**Exercise task:**
Render the lines from the beginning of the rows through the line containing "296, 156, 314]", both included, as a JSON list of strings with one string per line and blank lines omitted.

**Data entries:**

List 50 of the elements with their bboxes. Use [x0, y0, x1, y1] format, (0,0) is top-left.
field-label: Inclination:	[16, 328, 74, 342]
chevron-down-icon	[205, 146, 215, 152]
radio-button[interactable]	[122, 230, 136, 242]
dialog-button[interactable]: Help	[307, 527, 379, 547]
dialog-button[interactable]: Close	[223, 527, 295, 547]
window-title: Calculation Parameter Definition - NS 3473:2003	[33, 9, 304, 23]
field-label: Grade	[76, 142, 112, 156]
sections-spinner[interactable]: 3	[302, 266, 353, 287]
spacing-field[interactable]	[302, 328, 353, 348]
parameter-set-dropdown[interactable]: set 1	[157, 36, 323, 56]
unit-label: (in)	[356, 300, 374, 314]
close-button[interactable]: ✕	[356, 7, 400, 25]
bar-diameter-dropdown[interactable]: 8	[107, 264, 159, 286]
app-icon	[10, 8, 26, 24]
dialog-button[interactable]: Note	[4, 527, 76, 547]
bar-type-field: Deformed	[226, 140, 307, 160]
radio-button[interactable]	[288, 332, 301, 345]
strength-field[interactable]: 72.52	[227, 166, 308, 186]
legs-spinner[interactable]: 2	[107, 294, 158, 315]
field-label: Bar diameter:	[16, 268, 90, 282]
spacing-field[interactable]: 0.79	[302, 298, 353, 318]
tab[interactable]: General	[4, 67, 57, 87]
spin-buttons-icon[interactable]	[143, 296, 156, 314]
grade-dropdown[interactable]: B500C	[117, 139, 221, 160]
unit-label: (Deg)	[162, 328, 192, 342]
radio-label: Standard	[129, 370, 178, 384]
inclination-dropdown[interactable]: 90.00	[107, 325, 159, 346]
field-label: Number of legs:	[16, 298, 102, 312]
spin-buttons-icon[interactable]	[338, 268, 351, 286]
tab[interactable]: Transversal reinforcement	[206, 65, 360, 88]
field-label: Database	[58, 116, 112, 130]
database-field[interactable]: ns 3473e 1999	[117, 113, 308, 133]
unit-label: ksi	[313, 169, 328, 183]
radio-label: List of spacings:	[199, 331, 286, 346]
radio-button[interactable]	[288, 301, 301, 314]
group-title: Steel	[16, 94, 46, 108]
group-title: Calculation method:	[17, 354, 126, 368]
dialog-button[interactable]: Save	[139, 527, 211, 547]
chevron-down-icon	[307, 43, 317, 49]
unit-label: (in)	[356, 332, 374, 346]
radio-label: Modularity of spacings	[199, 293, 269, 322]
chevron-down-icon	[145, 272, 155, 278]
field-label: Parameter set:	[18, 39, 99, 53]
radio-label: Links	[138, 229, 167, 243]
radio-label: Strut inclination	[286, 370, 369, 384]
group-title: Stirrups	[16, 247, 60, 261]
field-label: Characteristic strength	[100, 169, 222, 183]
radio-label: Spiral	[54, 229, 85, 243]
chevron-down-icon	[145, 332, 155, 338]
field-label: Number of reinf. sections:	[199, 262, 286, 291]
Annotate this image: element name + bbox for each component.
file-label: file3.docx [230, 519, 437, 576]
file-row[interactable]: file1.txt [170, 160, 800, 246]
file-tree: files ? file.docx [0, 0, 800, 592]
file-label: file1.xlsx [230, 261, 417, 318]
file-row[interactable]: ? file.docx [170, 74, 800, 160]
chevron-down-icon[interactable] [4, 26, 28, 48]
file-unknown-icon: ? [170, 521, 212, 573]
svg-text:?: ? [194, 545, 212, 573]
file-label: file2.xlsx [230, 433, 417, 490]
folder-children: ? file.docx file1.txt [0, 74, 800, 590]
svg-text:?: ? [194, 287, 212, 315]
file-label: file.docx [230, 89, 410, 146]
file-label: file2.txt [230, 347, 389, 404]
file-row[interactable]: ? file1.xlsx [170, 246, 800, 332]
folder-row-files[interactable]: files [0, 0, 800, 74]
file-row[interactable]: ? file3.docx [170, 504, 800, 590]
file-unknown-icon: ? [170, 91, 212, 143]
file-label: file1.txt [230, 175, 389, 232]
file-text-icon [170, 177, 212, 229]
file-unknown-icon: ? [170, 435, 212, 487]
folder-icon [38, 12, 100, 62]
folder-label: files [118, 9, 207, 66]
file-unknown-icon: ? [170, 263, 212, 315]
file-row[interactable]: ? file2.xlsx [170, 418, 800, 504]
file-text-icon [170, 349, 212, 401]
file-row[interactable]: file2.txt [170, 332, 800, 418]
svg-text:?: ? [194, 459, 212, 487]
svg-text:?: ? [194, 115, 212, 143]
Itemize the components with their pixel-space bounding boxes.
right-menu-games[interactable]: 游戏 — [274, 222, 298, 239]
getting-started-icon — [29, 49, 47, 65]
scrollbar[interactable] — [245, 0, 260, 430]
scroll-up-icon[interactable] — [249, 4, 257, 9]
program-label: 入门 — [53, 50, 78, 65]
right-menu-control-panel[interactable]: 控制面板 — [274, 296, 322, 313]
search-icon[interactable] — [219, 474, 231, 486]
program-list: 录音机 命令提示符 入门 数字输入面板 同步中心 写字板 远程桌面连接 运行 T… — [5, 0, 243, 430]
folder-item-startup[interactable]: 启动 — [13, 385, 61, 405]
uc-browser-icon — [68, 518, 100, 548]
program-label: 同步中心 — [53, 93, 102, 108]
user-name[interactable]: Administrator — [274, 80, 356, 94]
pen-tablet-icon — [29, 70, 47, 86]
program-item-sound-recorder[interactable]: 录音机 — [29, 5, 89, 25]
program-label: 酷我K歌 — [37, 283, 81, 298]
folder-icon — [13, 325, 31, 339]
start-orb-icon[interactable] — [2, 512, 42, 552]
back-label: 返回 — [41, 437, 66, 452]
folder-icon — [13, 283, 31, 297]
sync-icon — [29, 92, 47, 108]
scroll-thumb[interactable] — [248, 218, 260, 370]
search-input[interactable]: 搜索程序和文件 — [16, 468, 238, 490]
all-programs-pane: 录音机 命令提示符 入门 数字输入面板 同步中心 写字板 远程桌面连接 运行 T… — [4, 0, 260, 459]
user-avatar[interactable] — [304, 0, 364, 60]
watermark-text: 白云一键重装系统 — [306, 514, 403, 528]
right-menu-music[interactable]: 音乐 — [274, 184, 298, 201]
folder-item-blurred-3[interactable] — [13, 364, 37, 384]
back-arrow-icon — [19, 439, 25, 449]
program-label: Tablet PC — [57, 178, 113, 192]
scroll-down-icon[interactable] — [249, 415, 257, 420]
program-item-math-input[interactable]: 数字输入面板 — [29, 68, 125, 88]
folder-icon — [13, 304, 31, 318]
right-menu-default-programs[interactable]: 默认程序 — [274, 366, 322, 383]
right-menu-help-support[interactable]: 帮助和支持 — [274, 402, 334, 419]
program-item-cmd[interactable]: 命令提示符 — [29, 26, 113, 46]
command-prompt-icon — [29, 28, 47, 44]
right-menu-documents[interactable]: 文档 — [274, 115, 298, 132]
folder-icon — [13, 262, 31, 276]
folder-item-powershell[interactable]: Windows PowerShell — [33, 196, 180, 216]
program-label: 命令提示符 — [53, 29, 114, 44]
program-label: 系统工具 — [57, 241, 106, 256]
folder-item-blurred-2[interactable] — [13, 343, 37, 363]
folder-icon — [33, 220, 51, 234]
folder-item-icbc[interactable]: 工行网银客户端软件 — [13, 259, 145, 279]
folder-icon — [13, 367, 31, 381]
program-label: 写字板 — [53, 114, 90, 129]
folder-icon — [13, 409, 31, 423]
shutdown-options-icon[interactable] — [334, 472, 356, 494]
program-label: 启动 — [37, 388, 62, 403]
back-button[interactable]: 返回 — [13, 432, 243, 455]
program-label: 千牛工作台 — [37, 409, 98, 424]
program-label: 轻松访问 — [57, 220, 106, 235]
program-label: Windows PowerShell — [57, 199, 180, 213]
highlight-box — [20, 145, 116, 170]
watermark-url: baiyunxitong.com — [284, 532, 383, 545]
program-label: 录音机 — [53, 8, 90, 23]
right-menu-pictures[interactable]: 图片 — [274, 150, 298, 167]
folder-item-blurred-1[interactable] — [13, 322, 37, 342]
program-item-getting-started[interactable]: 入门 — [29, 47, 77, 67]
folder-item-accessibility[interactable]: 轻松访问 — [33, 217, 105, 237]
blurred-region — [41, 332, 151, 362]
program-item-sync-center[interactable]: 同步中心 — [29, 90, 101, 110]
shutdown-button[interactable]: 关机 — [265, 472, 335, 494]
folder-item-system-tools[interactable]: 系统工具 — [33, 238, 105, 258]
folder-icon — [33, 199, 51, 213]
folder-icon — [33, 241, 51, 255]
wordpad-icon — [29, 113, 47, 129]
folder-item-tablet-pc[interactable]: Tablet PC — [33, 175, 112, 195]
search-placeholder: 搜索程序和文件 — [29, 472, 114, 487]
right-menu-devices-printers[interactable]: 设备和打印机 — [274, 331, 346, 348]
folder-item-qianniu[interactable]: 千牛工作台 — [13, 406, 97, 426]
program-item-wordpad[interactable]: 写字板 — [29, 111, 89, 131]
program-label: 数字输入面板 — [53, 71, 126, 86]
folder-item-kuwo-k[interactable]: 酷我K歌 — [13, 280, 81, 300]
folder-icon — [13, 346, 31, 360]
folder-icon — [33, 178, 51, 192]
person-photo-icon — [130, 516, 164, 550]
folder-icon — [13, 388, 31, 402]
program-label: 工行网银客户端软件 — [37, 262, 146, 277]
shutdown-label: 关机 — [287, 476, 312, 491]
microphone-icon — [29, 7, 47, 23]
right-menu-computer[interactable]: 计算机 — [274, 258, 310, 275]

**Solved exercise:**
[
  "List 50 of the elements with their bboxes. Use [x0, y0, x1, y1] format, (0,0) is top-left.",
  "field-label: Inclination:\t[16, 328, 74, 342]",
  "chevron-down-icon\t[205, 146, 215, 152]",
  "radio-button[interactable]\t[122, 230, 136, 242]",
  "dialog-button[interactable]: Help\t[307, 527, 379, 547]",
  "dialog-button[interactable]: Close\t[223, 527, 295, 547]",
  "window-title: Calculation Parameter Definition - NS 3473:2003\t[33, 9, 304, 23]",
  "field-label: Grade\t[76, 142, 112, 156]",
  "sections-spinner[interactable]: 3\t[302, 266, 353, 287]",
  "spacing-field[interactable]\t[302, 328, 353, 348]",
  "parameter-set-dropdown[interactable]: set 1\t[157, 36, 323, 56]",
  "unit-label: (in)\t[356, 300, 374, 314]",
  "close-button[interactable]: ✕\t[356, 7, 400, 25]",
  "bar-diameter-dropdown[interactable]: 8\t[107, 264, 159, 286]",
  "app-icon\t[10, 8, 26, 24]",
  "dialog-button[interactable]: Note\t[4, 527, 76, 547]",
  "bar-type-field: Deformed\t[226, 140, 307, 160]",
  "radio-button[interactable]\t[288, 332, 301, 345]",
  "strength-field[interactable]: 72.52\t[227, 166, 308, 186]",
  "legs-spinner[interactable]: 2\t[107, 294, 158, 315]",
  "field-label: Bar diameter:\t[16, 268, 90, 282]",
  "spacing-field[interactable]: 0.79\t[302, 298, 353, 318]",
  "tab[interactable]: General\t[4, 67, 57, 87]",
  "spin-buttons-icon[interactable]\t[143, 296, 156, 314]"
]